> Your instructions
Return a copy of every line in the records that includes the word "Conectar".

> Material to process
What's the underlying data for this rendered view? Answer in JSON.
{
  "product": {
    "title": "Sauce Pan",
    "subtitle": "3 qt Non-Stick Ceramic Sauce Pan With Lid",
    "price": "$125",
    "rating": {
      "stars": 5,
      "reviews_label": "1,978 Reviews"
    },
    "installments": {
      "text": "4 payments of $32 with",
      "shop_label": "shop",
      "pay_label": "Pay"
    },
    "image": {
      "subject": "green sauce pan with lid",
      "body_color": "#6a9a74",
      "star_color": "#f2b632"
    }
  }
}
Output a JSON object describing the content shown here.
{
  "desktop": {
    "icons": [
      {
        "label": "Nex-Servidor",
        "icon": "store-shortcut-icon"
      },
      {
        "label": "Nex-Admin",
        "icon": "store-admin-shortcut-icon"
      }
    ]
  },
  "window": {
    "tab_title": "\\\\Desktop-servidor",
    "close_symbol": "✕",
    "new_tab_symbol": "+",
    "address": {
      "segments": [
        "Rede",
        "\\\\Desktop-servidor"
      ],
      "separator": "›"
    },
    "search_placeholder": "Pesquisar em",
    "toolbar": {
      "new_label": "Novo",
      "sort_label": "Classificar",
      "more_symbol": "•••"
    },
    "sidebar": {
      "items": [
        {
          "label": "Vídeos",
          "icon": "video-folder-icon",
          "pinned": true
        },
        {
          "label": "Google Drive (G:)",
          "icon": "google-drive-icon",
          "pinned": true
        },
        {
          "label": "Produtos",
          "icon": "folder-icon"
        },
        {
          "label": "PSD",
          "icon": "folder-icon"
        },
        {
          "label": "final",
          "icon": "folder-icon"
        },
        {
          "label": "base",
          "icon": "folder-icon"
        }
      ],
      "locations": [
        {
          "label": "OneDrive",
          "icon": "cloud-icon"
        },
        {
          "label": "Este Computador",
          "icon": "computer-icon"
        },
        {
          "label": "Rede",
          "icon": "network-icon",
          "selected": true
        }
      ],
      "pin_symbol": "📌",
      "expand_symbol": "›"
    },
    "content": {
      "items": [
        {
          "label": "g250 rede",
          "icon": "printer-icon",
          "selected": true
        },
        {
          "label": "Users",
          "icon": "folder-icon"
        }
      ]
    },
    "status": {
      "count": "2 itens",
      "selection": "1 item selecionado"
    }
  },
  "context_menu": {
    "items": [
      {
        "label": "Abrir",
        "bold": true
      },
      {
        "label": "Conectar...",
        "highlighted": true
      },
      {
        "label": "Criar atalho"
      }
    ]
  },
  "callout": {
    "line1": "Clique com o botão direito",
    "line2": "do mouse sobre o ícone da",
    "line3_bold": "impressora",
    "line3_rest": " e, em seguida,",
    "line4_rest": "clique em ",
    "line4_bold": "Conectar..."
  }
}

> Reply
        "label": "Conectar...",
    "line4_bold": "Conectar..."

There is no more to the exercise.